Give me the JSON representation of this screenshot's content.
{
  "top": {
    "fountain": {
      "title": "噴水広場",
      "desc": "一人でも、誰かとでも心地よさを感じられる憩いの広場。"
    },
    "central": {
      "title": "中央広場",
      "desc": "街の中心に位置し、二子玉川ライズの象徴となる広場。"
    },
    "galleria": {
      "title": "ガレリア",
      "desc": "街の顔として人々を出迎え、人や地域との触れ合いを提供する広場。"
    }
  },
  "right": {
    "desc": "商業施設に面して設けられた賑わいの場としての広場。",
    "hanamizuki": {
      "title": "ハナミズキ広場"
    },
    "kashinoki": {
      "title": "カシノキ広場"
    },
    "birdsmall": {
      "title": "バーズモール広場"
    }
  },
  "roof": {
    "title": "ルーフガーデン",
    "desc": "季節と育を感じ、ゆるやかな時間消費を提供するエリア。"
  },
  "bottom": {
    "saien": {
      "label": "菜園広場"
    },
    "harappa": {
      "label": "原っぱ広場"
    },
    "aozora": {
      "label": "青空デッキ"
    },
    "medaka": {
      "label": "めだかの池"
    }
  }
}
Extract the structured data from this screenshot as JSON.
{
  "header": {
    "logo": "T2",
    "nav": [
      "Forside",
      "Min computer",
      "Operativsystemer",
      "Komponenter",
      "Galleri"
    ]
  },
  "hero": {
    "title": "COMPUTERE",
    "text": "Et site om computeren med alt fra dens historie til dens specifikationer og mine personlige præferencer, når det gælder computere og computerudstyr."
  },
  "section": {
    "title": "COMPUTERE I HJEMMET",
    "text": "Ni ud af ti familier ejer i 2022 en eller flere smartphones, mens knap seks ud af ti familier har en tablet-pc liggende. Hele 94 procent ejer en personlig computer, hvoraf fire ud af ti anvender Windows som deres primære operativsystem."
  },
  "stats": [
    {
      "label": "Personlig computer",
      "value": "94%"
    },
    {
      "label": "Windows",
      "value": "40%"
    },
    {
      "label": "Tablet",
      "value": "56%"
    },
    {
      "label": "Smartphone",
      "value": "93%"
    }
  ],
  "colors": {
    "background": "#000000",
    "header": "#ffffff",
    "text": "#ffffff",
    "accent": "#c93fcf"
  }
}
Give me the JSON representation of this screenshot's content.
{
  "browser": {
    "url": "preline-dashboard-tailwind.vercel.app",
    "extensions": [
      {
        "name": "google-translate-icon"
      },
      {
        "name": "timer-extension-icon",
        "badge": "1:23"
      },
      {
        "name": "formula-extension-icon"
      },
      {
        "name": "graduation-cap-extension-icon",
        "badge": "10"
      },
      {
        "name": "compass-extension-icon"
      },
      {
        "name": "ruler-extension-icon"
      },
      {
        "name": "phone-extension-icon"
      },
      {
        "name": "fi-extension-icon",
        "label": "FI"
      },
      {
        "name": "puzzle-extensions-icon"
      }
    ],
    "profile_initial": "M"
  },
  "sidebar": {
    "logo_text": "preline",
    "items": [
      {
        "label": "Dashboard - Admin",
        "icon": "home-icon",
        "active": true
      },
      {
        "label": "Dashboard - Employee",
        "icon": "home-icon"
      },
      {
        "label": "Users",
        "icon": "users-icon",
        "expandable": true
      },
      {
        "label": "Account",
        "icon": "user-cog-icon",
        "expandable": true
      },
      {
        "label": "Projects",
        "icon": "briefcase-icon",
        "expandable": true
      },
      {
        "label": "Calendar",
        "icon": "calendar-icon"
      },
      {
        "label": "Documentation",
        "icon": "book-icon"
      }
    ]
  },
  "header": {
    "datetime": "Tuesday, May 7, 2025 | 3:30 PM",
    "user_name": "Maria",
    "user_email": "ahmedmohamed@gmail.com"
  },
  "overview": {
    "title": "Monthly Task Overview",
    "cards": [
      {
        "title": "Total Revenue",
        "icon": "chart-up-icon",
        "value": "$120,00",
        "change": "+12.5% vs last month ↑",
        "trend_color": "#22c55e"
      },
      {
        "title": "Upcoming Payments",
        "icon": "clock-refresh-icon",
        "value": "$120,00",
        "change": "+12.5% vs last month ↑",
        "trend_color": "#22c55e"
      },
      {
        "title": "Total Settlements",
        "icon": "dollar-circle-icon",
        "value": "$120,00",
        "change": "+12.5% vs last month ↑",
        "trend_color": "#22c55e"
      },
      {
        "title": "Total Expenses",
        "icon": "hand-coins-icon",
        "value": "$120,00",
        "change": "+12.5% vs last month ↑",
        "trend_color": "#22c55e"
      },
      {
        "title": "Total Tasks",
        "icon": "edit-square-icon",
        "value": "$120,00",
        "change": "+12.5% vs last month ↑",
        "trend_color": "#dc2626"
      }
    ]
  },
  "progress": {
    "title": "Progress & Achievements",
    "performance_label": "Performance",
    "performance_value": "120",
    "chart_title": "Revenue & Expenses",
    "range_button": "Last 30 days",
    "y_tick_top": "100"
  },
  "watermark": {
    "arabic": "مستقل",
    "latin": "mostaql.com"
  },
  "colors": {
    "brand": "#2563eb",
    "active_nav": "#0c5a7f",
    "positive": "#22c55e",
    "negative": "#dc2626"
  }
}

■ DIRECTIVE ■
Identify all lines in the records above with the word "Expenses".

■ EXERCISE ANSWER ■
        "title": "Total Expenses",
    "chart_title": "Revenue & Expenses",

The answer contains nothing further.